Work required:
Copy all of the records below verbatim.

Data records:

§

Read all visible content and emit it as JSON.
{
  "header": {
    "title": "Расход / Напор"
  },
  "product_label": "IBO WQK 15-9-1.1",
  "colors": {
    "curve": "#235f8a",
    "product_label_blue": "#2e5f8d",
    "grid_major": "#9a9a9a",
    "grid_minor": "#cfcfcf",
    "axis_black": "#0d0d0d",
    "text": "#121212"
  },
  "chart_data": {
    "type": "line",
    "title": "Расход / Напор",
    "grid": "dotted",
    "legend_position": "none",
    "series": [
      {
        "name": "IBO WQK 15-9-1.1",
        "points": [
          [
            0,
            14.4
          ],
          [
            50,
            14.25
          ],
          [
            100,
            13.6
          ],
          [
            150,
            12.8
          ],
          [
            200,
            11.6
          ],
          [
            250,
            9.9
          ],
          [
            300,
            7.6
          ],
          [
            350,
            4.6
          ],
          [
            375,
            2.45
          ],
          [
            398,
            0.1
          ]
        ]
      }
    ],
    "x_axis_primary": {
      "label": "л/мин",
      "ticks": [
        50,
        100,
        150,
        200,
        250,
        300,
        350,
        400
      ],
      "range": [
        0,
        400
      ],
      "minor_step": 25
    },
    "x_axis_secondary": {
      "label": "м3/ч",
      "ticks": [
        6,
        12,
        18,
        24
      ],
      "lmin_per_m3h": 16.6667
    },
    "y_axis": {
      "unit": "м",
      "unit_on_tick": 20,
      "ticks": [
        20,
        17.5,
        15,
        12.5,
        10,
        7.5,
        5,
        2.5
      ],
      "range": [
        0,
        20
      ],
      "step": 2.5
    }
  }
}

§

Worked solution:
Read all visible content and emit it as JSON.
{
  "header": {
    "title": "Расход / Напор"
  },
  "product_label": "IBO WQK 15-9-1.1",
  "colors": {
    "curve": "#235f8a",
    "product_label_blue": "#2e5f8d",
    "grid_major": "#9a9a9a",
    "grid_minor": "#cfcfcf",
    "axis_black": "#0d0d0d",
    "text": "#121212"
  },
  "chart_data": {
    "type": "line",
    "title": "Расход / Напор",
    "grid": "dotted",
    "legend_position": "none",
    "series": [
      {
        "name": "IBO WQK 15-9-1.1",
        "points": [
          [
            0,
            14.4
          ],
          [
            50,
            14.25
          ],
          [
            100,
            13.6
          ],
          [
            150,
            12.8
          ],
          [
            200,
            11.6
          ],
          [
            250,
            9.9
          ],
          [
            300,
            7.6
          ],
          [
            350,
            4.6
          ],
          [
            375,
            2.45
          ],
          [
            398,
            0.1
          ]
        ]
      }
    ],
    "x_axis_primary": {
      "label": "л/мин",
      "ticks": [
        50,
        100,
        150,
        200,
        250,
        300,
        350,
        400
      ],
      "range": [
        0,
        400
      ],
      "minor_step": 25
    },
    "x_axis_secondary": {
      "label": "м3/ч",
      "ticks": [
        6,
        12,
        18,
        24
      ],
      "lmin_per_m3h": 16.6667
    },
    "y_axis": {
      "unit": "м",
      "unit_on_tick": 20,
      "ticks": [
        20,
        17.5,
        15,
        12.5,
        10,
        7.5,
        5,
        2.5
      ],
      "range": [
        0,
        20
      ],
      "step": 2.5
    }
  }
}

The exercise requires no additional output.